• **TASK GOAL**: Your task is to give the number of lines in the listing that include "μεταφέρουν", and nothing else.

• **Records from a collection**:
-- start --
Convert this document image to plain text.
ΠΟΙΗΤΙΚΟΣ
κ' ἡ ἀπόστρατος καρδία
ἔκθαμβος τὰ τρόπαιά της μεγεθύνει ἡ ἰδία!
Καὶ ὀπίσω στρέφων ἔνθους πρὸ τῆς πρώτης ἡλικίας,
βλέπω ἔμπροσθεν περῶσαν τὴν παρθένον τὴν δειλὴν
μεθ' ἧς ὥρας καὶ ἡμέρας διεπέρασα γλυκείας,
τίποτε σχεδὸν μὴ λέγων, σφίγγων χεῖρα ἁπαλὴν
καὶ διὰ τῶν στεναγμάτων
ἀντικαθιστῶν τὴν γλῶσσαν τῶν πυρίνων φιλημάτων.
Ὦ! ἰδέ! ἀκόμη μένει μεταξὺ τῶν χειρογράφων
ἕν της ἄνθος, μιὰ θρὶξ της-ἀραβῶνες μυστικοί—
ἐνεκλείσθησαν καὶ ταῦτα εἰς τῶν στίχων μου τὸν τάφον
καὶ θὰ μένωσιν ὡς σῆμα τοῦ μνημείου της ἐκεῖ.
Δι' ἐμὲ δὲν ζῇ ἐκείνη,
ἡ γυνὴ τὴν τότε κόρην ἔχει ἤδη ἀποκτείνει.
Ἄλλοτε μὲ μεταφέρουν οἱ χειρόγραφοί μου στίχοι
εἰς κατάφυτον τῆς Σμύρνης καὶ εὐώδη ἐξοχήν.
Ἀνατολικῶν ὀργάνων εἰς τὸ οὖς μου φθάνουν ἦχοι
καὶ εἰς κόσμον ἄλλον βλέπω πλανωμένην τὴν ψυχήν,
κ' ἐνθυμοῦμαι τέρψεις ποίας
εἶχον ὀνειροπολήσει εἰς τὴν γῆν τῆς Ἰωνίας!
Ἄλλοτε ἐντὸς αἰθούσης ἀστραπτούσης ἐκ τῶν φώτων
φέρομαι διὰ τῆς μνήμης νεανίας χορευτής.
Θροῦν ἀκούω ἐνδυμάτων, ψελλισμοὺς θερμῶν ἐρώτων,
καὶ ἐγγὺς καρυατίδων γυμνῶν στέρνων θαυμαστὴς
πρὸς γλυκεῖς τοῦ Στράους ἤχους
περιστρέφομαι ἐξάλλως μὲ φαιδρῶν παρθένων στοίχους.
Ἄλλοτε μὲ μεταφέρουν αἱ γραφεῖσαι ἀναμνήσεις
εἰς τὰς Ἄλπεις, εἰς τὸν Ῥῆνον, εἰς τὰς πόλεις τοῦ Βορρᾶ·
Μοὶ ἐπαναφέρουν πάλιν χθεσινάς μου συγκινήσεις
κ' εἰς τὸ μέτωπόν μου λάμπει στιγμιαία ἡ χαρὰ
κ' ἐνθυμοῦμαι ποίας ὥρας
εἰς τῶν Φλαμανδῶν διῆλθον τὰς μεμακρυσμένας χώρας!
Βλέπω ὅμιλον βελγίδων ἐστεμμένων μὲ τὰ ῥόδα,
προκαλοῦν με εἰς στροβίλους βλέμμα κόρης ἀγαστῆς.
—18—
-- end --
• **RESULT OF THE TASK**: 2